## WHAT THE EXERCISE ASKS
Write out the records again, exactly, leaving none out.

## DATA SECTION
********************

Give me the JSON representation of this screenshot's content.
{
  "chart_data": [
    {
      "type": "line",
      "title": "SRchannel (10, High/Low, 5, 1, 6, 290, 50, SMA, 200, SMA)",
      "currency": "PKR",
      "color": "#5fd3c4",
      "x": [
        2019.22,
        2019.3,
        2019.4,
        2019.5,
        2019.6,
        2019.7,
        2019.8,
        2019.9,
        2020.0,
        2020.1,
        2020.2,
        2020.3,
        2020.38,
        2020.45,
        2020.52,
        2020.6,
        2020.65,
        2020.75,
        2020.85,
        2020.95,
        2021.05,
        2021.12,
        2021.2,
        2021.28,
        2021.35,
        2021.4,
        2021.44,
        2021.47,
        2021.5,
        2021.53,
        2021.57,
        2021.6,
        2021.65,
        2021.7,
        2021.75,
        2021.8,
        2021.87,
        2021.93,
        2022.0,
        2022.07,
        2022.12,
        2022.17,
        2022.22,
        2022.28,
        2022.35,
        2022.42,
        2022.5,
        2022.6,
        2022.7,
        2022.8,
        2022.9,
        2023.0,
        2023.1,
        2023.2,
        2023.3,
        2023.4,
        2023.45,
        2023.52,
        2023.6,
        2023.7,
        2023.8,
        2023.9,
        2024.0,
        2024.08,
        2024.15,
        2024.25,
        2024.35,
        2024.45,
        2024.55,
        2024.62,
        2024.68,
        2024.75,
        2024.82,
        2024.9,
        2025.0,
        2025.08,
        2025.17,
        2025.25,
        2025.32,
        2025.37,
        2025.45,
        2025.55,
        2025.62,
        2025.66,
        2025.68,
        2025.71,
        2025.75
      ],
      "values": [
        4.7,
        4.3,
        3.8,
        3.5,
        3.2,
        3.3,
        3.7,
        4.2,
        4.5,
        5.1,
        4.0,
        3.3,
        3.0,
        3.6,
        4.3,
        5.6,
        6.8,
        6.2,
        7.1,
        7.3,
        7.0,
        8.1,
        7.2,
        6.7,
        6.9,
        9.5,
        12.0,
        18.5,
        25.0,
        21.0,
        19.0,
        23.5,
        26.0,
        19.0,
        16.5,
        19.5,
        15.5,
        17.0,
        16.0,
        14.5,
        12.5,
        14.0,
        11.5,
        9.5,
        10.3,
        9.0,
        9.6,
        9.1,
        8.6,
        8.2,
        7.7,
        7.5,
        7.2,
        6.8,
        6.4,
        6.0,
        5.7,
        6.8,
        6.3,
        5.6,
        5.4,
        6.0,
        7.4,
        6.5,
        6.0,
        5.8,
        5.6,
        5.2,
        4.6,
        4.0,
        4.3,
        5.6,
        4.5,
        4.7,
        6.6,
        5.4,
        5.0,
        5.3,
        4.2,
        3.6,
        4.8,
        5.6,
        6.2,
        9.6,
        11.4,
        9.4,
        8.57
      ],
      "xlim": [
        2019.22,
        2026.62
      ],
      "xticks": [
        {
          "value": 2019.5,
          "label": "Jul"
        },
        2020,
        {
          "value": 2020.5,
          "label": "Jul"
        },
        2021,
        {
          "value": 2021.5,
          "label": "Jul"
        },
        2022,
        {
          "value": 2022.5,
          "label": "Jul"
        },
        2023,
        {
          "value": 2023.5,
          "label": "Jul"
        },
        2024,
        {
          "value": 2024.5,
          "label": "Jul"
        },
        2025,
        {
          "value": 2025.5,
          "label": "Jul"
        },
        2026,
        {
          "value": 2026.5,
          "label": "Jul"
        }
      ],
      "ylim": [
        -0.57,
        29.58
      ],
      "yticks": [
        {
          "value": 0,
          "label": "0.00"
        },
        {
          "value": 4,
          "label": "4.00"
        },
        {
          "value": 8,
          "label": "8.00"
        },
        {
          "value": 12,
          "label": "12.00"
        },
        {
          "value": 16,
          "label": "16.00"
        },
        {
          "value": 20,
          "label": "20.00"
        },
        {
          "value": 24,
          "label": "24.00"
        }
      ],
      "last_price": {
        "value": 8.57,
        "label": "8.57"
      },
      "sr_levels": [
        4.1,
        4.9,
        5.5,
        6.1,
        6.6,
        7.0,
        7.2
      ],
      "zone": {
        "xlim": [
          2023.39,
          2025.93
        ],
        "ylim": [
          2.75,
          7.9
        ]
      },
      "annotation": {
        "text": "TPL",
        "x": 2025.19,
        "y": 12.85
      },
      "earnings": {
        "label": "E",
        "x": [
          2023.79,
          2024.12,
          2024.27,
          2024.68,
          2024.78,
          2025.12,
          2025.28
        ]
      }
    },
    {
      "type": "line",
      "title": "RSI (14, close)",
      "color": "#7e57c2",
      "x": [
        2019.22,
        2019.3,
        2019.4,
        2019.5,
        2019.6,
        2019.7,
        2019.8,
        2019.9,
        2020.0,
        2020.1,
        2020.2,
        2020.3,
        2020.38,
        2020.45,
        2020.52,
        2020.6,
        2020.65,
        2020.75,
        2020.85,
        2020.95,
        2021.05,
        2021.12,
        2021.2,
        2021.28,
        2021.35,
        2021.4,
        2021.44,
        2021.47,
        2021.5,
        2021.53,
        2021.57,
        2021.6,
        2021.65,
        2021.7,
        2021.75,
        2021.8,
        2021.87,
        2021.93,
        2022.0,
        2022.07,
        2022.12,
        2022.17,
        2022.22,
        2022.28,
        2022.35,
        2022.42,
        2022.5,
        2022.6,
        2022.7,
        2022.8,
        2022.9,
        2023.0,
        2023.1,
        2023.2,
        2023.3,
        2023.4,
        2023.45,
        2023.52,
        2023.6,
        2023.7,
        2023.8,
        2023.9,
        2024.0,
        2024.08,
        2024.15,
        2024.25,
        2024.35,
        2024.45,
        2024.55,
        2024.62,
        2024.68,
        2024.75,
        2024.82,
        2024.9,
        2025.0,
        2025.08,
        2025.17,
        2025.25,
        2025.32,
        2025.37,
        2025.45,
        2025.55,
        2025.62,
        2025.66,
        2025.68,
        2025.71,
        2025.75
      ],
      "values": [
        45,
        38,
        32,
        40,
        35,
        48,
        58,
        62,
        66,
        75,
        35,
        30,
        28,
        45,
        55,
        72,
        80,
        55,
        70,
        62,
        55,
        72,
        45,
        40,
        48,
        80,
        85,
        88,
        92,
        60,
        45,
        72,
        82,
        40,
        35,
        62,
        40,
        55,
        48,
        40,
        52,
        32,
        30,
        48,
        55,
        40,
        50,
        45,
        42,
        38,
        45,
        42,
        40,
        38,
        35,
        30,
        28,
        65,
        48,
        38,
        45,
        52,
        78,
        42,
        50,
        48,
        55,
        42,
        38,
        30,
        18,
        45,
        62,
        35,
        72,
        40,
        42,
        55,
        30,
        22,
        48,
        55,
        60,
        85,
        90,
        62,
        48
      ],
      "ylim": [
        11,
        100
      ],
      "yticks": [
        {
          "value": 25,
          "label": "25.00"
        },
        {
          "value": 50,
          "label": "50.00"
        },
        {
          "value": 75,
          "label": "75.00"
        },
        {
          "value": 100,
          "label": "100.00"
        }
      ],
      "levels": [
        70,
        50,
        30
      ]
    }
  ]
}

********************

## COMPLETED EXERCISE
Give me the JSON representation of this screenshot's content.
{
  "chart_data": [
    {
      "type": "line",
      "title": "SRchannel (10, High/Low, 5, 1, 6, 290, 50, SMA, 200, SMA)",
      "currency": "PKR",
      "color": "#5fd3c4",
      "x": [
        2019.22,
        2019.3,
        2019.4,
        2019.5,
        2019.6,
        2019.7,
        2019.8,
        2019.9,
        2020.0,
        2020.1,
        2020.2,
        2020.3,
        2020.38,
        2020.45,
        2020.52,
        2020.6,
        2020.65,
        2020.75,
        2020.85,
        2020.95,
        2021.05,
        2021.12,
        2021.2,
        2021.28,
        2021.35,
        2021.4,
        2021.44,
        2021.47,
        2021.5,
        2021.53,
        2021.57,
        2021.6,
        2021.65,
        2021.7,
        2021.75,
        2021.8,
        2021.87,
        2021.93,
        2022.0,
        2022.07,
        2022.12,
        2022.17,
        2022.22,
        2022.28,
        2022.35,
        2022.42,
        2022.5,
        2022.6,
        2022.7,
        2022.8,
        2022.9,
        2023.0,
        2023.1,
        2023.2,
        2023.3,
        2023.4,
        2023.45,
        2023.52,
        2023.6,
        2023.7,
        2023.8,
        2023.9,
        2024.0,
        2024.08,
        2024.15,
        2024.25,
        2024.35,
        2024.45,
        2024.55,
        2024.62,
        2024.68,
        2024.75,
        2024.82,
        2024.9,
        2025.0,
        2025.08,
        2025.17,
        2025.25,
        2025.32,
        2025.37,
        2025.45,
        2025.55,
        2025.62,
        2025.66,
        2025.68,
        2025.71,
        2025.75
      ],
      "values": [
        4.7,
        4.3,
        3.8,
        3.5,
        3.2,
        3.3,
        3.7,
        4.2,
        4.5,
        5.1,
        4.0,
        3.3,
        3.0,
        3.6,
        4.3,
        5.6,
        6.8,
        6.2,
        7.1,
        7.3,
        7.0,
        8.1,
        7.2,
        6.7,
        6.9,
        9.5,
        12.0,
        18.5,
        25.0,
        21.0,
        19.0,
        23.5,
        26.0,
        19.0,
        16.5,
        19.5,
        15.5,
        17.0,
        16.0,
        14.5,
        12.5,
        14.0,
        11.5,
        9.5,
        10.3,
        9.0,
        9.6,
        9.1,
        8.6,
        8.2,
        7.7,
        7.5,
        7.2,
        6.8,
        6.4,
        6.0,
        5.7,
        6.8,
        6.3,
        5.6,
        5.4,
        6.0,
        7.4,
        6.5,
        6.0,
        5.8,
        5.6,
        5.2,
        4.6,
        4.0,
        4.3,
        5.6,
        4.5,
        4.7,
        6.6,
        5.4,
        5.0,
        5.3,
        4.2,
        3.6,
        4.8,
        5.6,
        6.2,
        9.6,
        11.4,
        9.4,
        8.57
      ],
      "xlim": [
        2019.22,
        2026.62
      ],
      "xticks": [
        {
          "value": 2019.5,
          "label": "Jul"
        },
        2020,
        {
          "value": 2020.5,
          "label": "Jul"
        },
        2021,
        {
          "value": 2021.5,
          "label": "Jul"
        },
        2022,
        {
          "value": 2022.5,
          "label": "Jul"
        },
        2023,
        {
          "value": 2023.5,
          "label": "Jul"
        },
        2024,
        {
          "value": 2024.5,
          "label": "Jul"
        },
        2025,
        {
          "value": 2025.5,
          "label": "Jul"
        },
        2026,
        {
          "value": 2026.5,
          "label": "Jul"
        }
      ],
      "ylim": [
        -0.57,
        29.58
      ],
      "yticks": [
        {
          "value": 0,
          "label": "0.00"
        },
        {
          "value": 4,
          "label": "4.00"
        },
        {
          "value": 8,
          "label": "8.00"
        },
        {
          "value": 12,
          "label": "12.00"
        },
        {
          "value": 16,
          "label": "16.00"
        },
        {
          "value": 20,
          "label": "20.00"
        },
        {
          "value": 24,
          "label": "24.00"
        }
      ],
      "last_price": {
        "value": 8.57,
        "label": "8.57"
      },
      "sr_levels": [
        4.1,
        4.9,
        5.5,
        6.1,
        6.6,
        7.0,
        7.2
      ],
      "zone": {
        "xlim": [
          2023.39,
          2025.93
        ],
        "ylim": [
          2.75,
          7.9
        ]
      },
      "annotation": {
        "text": "TPL",
        "x": 2025.19,
        "y": 12.85
      },
      "earnings": {
        "label": "E",
        "x": [
          2023.79,
          2024.12,
          2024.27,
          2024.68,
          2024.78,
          2025.12,
          2025.28
        ]
      }
    },
    {
      "type": "line",
      "title": "RSI (14, close)",
      "color": "#7e57c2",
      "x": [
        2019.22,
        2019.3,
        2019.4,
        2019.5,
        2019.6,
        2019.7,
        2019.8,
        2019.9,
        2020.0,
        2020.1,
        2020.2,
        2020.3,
        2020.38,
        2020.45,
        2020.52,
        2020.6,
        2020.65,
        2020.75,
        2020.85,
        2020.95,
        2021.05,
        2021.12,
        2021.2,
        2021.28,
        2021.35,
        2021.4,
        2021.44,
        2021.47,
        2021.5,
        2021.53,
        2021.57,
        2021.6,
        2021.65,
        2021.7,
        2021.75,
        2021.8,
        2021.87,
        2021.93,
        2022.0,
        2022.07,
        2022.12,
        2022.17,
        2022.22,
        2022.28,
        2022.35,
        2022.42,
        2022.5,
        2022.6,
        2022.7,
        2022.8,
        2022.9,
        2023.0,
        2023.1,
        2023.2,
        2023.3,
        2023.4,
        2023.45,
        2023.52,
        2023.6,
        2023.7,
        2023.8,
        2023.9,
        2024.0,
        2024.08,
        2024.15,
        2024.25,
        2024.35,
        2024.45,
        2024.55,
        2024.62,
        2024.68,
        2024.75,
        2024.82,
        2024.9,
        2025.0,
        2025.08,
        2025.17,
        2025.25,
        2025.32,
        2025.37,
        2025.45,
        2025.55,
        2025.62,
        2025.66,
        2025.68,
        2025.71,
        2025.75
      ],
      "values": [
        45,
        38,
        32,
        40,
        35,
        48,
        58,
        62,
        66,
        75,
        35,
        30,
        28,
        45,
        55,
        72,
        80,
        55,
        70,
        62,
        55,
        72,
        45,
        40,
        48,
        80,
        85,
        88,
        92,
        60,
        45,
        72,
        82,
        40,
        35,
        62,
        40,
        55,
        48,
        40,
        52,
        32,
        30,
        48,
        55,
        40,
        50,
        45,
        42,
        38,
        45,
        42,
        40,
        38,
        35,
        30,
        28,
        65,
        48,
        38,
        45,
        52,
        78,
        42,
        50,
        48,
        55,
        42,
        38,
        30,
        18,
        45,
        62,
        35,
        72,
        40,
        42,
        55,
        30,
        22,
        48,
        55,
        60,
        85,
        90,
        62,
        48
      ],
      "ylim": [
        11,
        100
      ],
      "yticks": [
        {
          "value": 25,
          "label": "25.00"
        },
        {
          "value": 50,
          "label": "50.00"
        },
        {
          "value": 75,
          "label": "75.00"
        },
        {
          "value": 100,
          "label": "100.00"
        }
      ],
      "levels": [
        70,
        50,
        30
      ]
    }
  ]
}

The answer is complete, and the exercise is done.